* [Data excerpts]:
□ □ □ □ □ □ □

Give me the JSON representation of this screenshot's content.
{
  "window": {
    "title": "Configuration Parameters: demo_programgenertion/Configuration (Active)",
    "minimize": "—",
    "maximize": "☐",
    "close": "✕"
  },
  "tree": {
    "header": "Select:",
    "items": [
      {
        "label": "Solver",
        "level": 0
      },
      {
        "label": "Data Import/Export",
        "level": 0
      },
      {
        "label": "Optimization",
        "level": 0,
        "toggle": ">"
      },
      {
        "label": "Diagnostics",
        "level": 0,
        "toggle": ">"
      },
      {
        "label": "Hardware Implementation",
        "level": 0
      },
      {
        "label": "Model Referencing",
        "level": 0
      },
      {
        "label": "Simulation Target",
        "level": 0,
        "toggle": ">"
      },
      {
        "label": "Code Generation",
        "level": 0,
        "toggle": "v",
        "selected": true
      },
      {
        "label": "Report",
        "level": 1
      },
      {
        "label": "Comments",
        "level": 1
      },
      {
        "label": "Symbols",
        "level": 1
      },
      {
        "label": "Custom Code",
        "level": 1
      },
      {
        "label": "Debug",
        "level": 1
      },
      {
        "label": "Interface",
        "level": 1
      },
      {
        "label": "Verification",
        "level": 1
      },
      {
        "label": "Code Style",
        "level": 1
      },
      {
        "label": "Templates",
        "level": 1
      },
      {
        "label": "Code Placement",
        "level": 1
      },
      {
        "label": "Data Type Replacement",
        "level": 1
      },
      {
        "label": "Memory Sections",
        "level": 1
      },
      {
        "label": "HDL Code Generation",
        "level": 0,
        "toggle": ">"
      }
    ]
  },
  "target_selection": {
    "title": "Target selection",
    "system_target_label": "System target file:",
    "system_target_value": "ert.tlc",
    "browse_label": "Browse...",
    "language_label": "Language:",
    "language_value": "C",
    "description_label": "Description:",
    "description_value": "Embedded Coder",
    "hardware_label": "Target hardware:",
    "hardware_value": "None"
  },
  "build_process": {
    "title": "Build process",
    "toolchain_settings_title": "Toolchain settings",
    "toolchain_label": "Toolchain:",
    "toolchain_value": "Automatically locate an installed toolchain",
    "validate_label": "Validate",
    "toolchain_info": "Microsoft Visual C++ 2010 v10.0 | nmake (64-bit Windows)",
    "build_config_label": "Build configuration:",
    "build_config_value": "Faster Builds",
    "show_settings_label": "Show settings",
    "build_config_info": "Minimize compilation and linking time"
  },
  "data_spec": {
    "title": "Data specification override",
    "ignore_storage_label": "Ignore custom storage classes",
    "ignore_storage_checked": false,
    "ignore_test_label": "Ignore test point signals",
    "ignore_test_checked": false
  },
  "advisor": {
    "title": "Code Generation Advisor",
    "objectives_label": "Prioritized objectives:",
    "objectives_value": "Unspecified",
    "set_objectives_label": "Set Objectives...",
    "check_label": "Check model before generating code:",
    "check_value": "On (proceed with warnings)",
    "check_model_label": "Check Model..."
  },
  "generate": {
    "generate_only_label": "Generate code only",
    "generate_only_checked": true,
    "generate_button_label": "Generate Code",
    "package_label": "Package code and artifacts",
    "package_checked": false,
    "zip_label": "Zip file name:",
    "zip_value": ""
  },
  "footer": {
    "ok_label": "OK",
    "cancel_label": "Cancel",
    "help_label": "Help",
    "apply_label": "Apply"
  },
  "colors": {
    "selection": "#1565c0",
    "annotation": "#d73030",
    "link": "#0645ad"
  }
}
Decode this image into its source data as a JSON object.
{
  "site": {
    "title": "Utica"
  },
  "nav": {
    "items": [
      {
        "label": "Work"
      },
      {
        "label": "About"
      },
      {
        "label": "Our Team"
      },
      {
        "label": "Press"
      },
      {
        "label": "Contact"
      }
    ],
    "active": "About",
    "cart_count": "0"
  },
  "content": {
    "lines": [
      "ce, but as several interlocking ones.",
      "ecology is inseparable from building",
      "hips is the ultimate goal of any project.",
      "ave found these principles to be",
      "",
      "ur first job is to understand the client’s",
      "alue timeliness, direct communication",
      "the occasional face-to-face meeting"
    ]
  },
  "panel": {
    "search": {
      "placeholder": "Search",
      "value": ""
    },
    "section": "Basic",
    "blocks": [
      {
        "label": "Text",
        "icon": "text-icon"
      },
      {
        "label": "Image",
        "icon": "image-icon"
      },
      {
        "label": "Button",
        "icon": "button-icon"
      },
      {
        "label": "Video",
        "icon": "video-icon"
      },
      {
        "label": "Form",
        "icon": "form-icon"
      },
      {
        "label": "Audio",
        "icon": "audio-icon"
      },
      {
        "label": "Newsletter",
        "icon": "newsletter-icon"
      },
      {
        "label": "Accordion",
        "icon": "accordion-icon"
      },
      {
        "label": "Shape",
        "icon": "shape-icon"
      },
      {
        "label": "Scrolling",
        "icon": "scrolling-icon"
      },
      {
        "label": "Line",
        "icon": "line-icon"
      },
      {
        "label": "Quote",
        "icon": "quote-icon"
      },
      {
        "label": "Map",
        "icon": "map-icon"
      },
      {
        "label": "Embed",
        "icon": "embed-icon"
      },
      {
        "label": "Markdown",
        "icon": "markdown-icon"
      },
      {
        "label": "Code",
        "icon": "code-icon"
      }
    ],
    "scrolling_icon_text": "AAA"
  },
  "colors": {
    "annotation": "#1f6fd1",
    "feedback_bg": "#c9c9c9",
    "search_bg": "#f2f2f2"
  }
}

□ □ □ □ □ □ □

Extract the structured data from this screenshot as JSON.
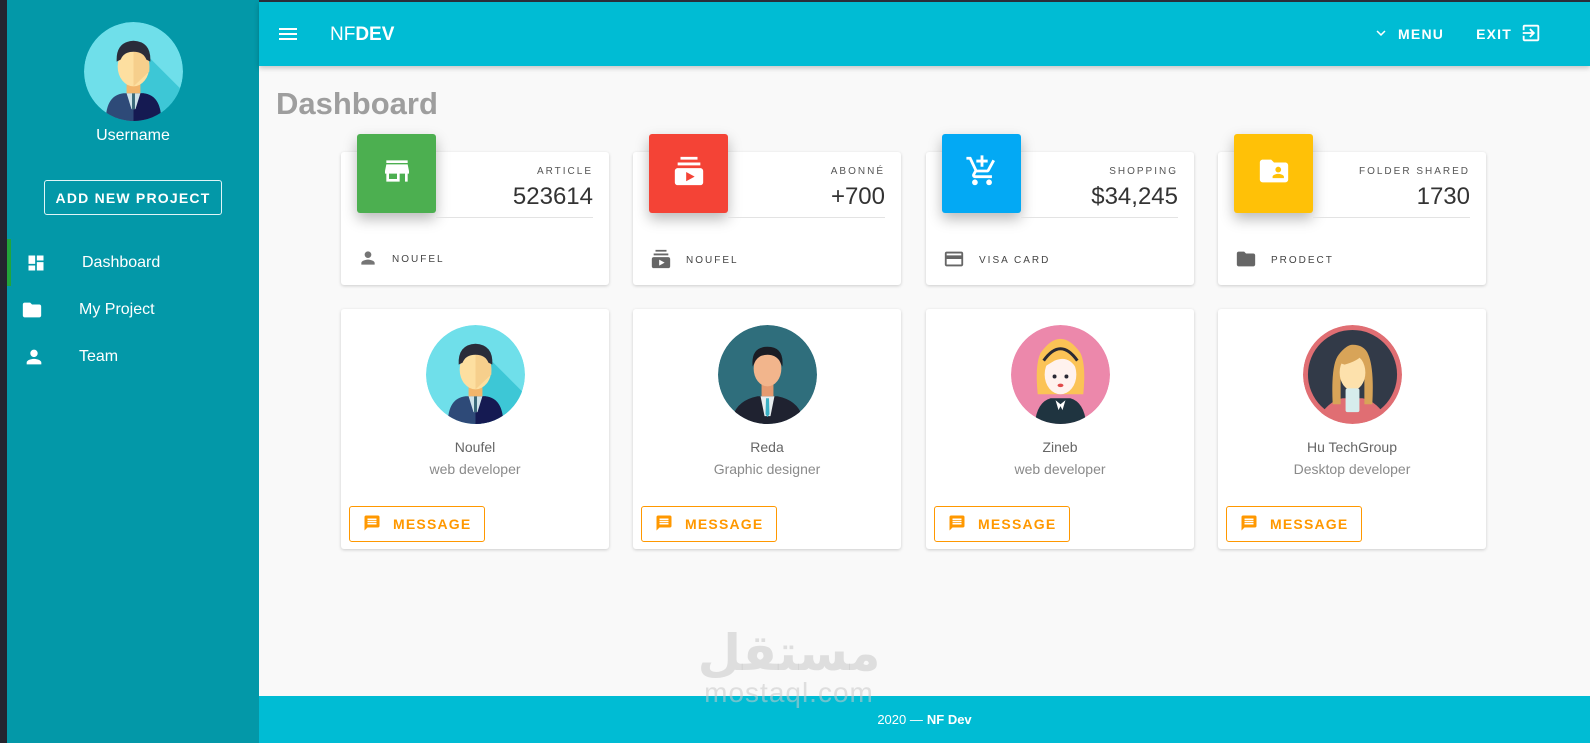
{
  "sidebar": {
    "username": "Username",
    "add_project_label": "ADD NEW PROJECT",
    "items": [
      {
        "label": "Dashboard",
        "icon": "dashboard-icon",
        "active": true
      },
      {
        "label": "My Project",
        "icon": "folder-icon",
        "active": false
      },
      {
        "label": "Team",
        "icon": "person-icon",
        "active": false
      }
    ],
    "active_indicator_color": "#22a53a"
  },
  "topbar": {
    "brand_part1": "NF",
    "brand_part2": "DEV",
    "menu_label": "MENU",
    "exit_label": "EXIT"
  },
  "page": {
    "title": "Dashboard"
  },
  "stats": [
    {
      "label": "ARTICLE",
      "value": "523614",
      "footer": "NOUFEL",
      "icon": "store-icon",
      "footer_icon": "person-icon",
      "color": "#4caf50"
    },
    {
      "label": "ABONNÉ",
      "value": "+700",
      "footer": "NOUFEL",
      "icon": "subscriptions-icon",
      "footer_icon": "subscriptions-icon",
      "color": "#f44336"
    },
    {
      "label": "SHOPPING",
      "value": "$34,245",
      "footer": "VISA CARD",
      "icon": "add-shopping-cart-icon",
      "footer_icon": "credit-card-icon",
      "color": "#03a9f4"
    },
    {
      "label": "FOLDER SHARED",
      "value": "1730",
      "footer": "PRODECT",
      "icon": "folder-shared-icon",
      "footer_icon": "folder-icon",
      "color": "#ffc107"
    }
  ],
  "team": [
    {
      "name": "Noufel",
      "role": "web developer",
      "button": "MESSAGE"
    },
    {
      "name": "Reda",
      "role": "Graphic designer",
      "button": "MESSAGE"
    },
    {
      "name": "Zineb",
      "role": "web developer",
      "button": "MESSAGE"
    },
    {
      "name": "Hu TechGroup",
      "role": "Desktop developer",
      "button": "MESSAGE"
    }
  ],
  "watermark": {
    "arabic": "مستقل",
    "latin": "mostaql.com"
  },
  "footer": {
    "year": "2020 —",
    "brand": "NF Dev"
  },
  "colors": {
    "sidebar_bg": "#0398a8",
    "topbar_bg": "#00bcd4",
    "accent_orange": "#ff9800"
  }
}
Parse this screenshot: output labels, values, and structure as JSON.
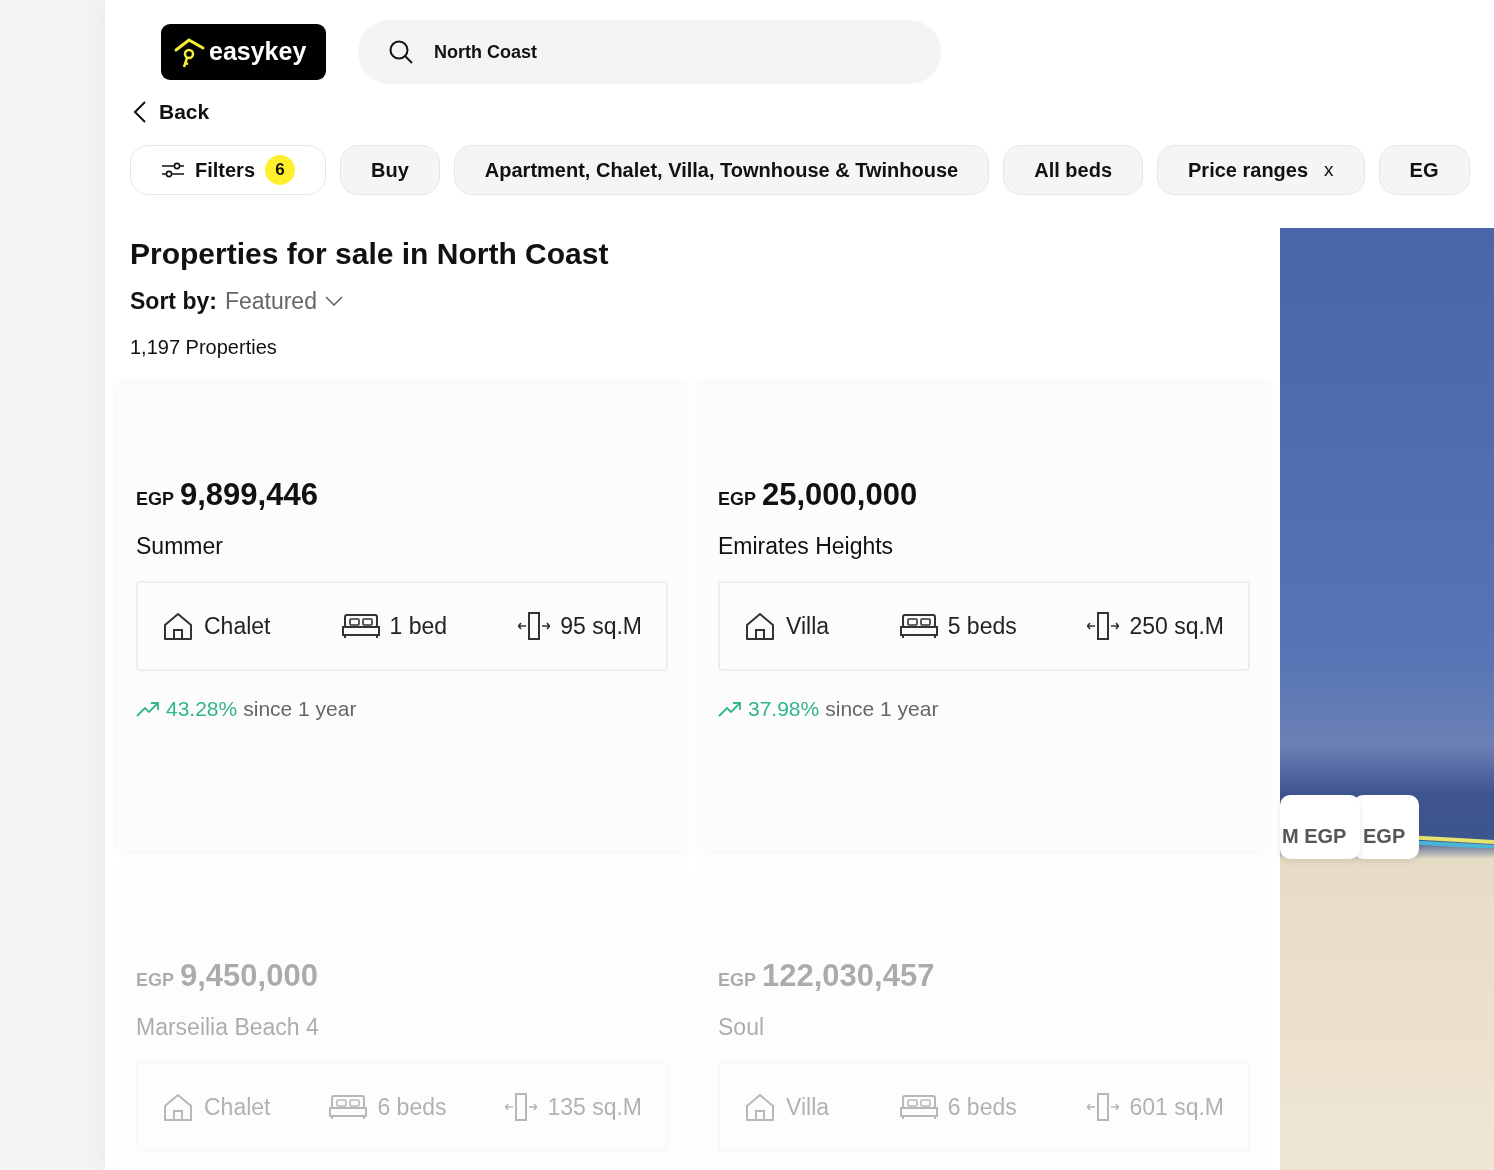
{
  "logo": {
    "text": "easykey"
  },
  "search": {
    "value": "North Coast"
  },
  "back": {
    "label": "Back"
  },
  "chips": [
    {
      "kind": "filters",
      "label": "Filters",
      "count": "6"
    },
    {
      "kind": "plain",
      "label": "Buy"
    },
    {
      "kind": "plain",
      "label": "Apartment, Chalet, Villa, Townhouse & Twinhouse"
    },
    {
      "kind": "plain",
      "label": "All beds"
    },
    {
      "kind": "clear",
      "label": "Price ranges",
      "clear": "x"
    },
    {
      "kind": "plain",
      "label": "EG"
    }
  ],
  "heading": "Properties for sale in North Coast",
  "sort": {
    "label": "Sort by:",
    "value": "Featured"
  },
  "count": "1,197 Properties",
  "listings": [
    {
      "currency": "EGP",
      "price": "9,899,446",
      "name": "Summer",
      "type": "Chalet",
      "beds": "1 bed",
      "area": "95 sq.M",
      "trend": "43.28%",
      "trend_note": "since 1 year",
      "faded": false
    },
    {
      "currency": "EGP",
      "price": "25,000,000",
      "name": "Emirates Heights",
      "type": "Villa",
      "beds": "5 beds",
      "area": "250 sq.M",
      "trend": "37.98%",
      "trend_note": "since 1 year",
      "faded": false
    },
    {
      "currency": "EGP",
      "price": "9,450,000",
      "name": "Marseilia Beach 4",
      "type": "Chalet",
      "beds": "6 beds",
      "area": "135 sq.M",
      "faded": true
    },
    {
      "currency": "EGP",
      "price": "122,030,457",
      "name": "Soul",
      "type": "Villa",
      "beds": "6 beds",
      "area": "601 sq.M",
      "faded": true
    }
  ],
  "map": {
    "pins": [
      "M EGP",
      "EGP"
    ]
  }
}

□ □ □ □ □ □ □

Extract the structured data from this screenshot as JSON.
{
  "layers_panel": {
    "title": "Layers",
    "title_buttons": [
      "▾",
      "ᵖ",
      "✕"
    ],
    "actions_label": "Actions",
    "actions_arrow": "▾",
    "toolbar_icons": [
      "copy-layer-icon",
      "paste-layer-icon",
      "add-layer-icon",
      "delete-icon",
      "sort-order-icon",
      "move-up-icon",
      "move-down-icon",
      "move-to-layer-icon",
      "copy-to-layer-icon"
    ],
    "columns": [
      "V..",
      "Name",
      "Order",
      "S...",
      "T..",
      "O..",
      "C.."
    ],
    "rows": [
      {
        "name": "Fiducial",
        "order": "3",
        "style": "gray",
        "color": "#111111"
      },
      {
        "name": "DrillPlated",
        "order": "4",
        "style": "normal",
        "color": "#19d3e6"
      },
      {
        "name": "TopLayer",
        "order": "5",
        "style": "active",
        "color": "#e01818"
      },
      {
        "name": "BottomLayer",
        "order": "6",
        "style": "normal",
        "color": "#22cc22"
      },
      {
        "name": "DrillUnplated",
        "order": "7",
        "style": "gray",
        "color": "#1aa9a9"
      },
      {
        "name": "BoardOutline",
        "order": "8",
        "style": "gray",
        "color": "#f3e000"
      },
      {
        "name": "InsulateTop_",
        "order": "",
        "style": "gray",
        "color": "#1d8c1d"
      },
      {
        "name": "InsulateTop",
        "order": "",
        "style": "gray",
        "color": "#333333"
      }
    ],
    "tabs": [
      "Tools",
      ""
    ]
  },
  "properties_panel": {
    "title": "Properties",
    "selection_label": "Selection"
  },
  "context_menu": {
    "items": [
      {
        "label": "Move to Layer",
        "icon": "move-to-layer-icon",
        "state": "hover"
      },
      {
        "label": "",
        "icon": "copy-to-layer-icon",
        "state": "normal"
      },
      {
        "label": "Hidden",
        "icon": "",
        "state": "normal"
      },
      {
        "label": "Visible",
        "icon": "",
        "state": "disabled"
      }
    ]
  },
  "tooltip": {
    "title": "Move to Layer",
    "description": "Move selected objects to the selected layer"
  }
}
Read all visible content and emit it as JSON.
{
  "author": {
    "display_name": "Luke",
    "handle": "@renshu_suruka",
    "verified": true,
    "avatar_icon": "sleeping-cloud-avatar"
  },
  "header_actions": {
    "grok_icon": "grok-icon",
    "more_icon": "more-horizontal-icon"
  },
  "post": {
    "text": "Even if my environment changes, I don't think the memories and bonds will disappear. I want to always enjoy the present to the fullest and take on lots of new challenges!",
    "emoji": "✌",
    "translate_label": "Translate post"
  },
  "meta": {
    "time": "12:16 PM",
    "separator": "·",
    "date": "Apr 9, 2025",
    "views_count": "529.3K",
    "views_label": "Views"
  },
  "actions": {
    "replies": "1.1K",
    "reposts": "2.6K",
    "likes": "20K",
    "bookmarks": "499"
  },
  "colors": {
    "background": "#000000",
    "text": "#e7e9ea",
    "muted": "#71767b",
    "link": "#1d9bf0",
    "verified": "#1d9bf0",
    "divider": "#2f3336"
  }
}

□ □ □ □ □ □ □

* [WHAT TO PRODUCE]:
Find the lines containing "state" and pull them out.

* [TASK ANSWER]:
        "state": "hover"
        "state": "normal"
        "state": "normal"
        "state": "disabled"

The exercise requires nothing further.